WHAT YOU HAVE TO DO
Transcribe every entry below word for word, but skip the pictures.

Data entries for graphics
________________________

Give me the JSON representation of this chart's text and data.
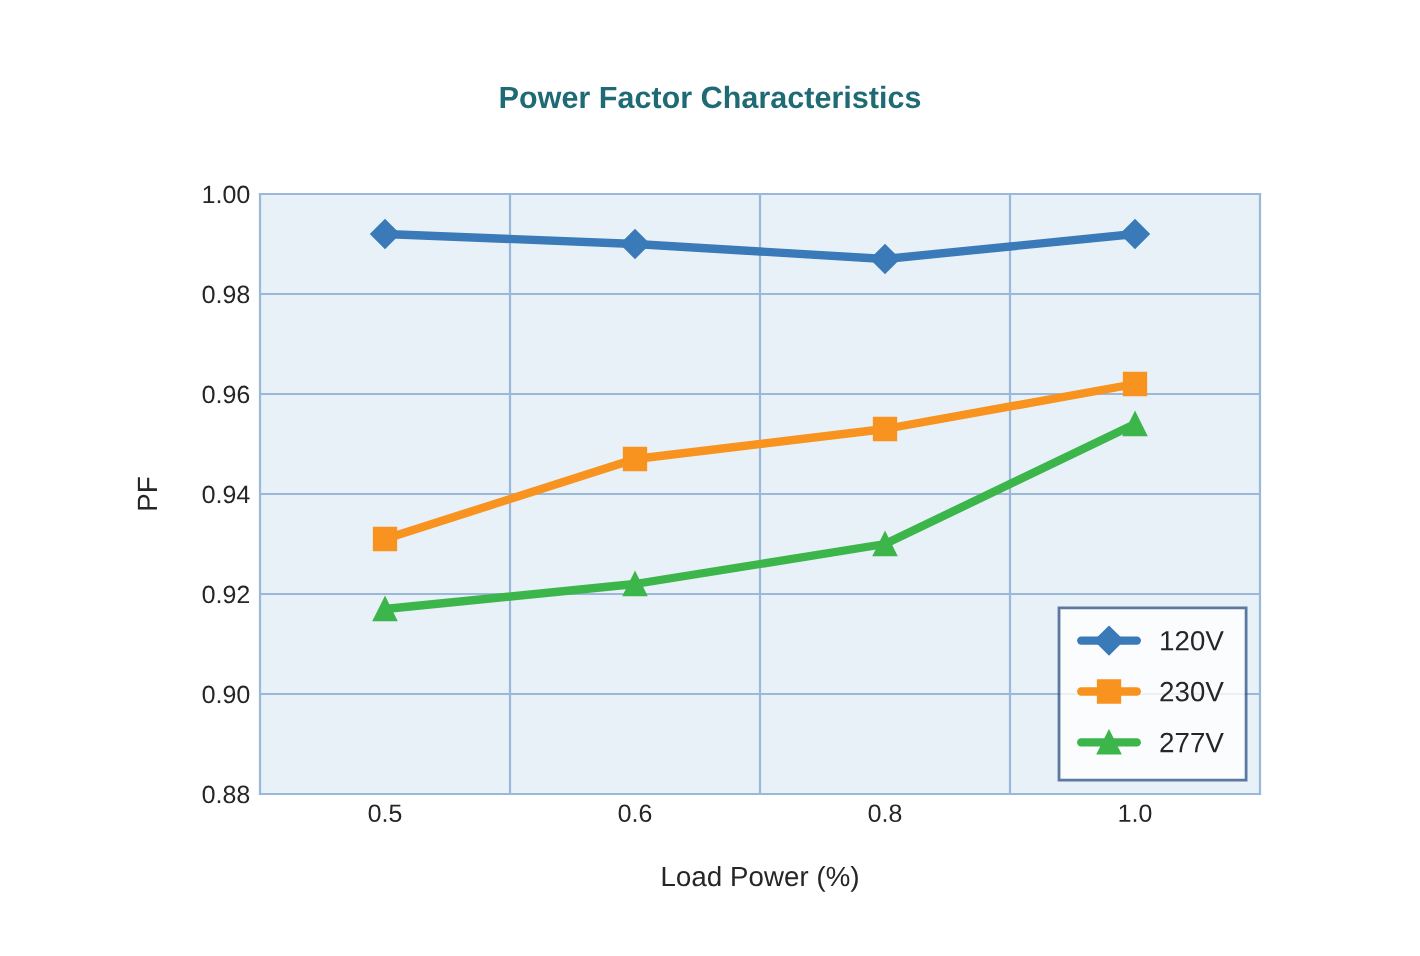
{
  "chart_data": {
    "type": "line",
    "title": "Power Factor Characteristics",
    "xlabel": "Load Power (%)",
    "ylabel": "PF",
    "categories": [
      "0.5",
      "0.6",
      "0.8",
      "1.0"
    ],
    "series": [
      {
        "name": "120V",
        "color": "#3a7ab8",
        "marker": "diamond",
        "values": [
          0.992,
          0.99,
          0.987,
          0.992
        ]
      },
      {
        "name": "230V",
        "color": "#f7931e",
        "marker": "square",
        "values": [
          0.931,
          0.947,
          0.953,
          0.962
        ]
      },
      {
        "name": "277V",
        "color": "#3cb54a",
        "marker": "triangle",
        "values": [
          0.917,
          0.922,
          0.93,
          0.954
        ]
      }
    ],
    "ylim": [
      0.88,
      1.0
    ],
    "yticks": [
      {
        "value": 0.88,
        "label": "0.88"
      },
      {
        "value": 0.9,
        "label": "0.90"
      },
      {
        "value": 0.92,
        "label": "0.92"
      },
      {
        "value": 0.94,
        "label": "0.94"
      },
      {
        "value": 0.96,
        "label": "0.96"
      },
      {
        "value": 0.98,
        "label": "0.98"
      },
      {
        "value": 1.0,
        "label": "1.00"
      }
    ],
    "grid": true,
    "legend": "bottom right",
    "line_style": "solid"
  }
}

________________________

ANSWER FOR THE TASK
Give me the JSON representation of this chart's text and data.
{
  "chart_data": {
    "type": "line",
    "title": "Power Factor Characteristics",
    "xlabel": "Load Power (%)",
    "ylabel": "PF",
    "categories": [
      "0.5",
      "0.6",
      "0.8",
      "1.0"
    ],
    "series": [
      {
        "name": "120V",
        "color": "#3a7ab8",
        "marker": "diamond",
        "values": [
          0.992,
          0.99,
          0.987,
          0.992
        ]
      },
      {
        "name": "230V",
        "color": "#f7931e",
        "marker": "square",
        "values": [
          0.931,
          0.947,
          0.953,
          0.962
        ]
      },
      {
        "name": "277V",
        "color": "#3cb54a",
        "marker": "triangle",
        "values": [
          0.917,
          0.922,
          0.93,
          0.954
        ]
      }
    ],
    "ylim": [
      0.88,
      1.0
    ],
    "yticks": [
      {
        "value": 0.88,
        "label": "0.88"
      },
      {
        "value": 0.9,
        "label": "0.90"
      },
      {
        "value": 0.92,
        "label": "0.92"
      },
      {
        "value": 0.94,
        "label": "0.94"
      },
      {
        "value": 0.96,
        "label": "0.96"
      },
      {
        "value": 0.98,
        "label": "0.98"
      },
      {
        "value": 1.0,
        "label": "1.00"
      }
    ],
    "grid": true,
    "legend": "bottom right",
    "line_style": "solid"
  }
}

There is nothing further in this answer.